Data supplied:
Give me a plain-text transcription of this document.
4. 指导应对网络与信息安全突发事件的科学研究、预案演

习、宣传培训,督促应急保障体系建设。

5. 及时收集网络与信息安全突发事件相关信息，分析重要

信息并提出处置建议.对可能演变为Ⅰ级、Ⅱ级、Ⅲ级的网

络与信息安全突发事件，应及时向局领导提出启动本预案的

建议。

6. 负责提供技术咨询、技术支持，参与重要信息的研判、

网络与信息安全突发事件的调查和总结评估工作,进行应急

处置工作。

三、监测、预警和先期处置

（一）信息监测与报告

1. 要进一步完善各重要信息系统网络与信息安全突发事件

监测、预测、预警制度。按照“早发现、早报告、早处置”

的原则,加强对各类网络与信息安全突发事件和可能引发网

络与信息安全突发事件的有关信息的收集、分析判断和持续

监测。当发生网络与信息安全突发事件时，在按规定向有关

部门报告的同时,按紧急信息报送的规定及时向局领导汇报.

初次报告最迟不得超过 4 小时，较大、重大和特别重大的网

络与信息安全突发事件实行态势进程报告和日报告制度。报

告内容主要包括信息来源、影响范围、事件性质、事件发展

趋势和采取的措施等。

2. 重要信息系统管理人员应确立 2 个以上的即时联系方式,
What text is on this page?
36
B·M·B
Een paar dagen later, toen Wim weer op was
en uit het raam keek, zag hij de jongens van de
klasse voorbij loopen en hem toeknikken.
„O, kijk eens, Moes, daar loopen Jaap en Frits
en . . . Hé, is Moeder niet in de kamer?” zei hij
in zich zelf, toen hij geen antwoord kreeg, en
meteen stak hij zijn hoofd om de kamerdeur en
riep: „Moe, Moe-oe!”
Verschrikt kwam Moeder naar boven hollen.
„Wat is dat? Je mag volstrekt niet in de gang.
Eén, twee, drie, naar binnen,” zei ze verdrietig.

Task to complete: Search the entries for the word "text" and copy every line that has it.

Completed task:
Give me a plain-text transcription of this document.
What text is on this page?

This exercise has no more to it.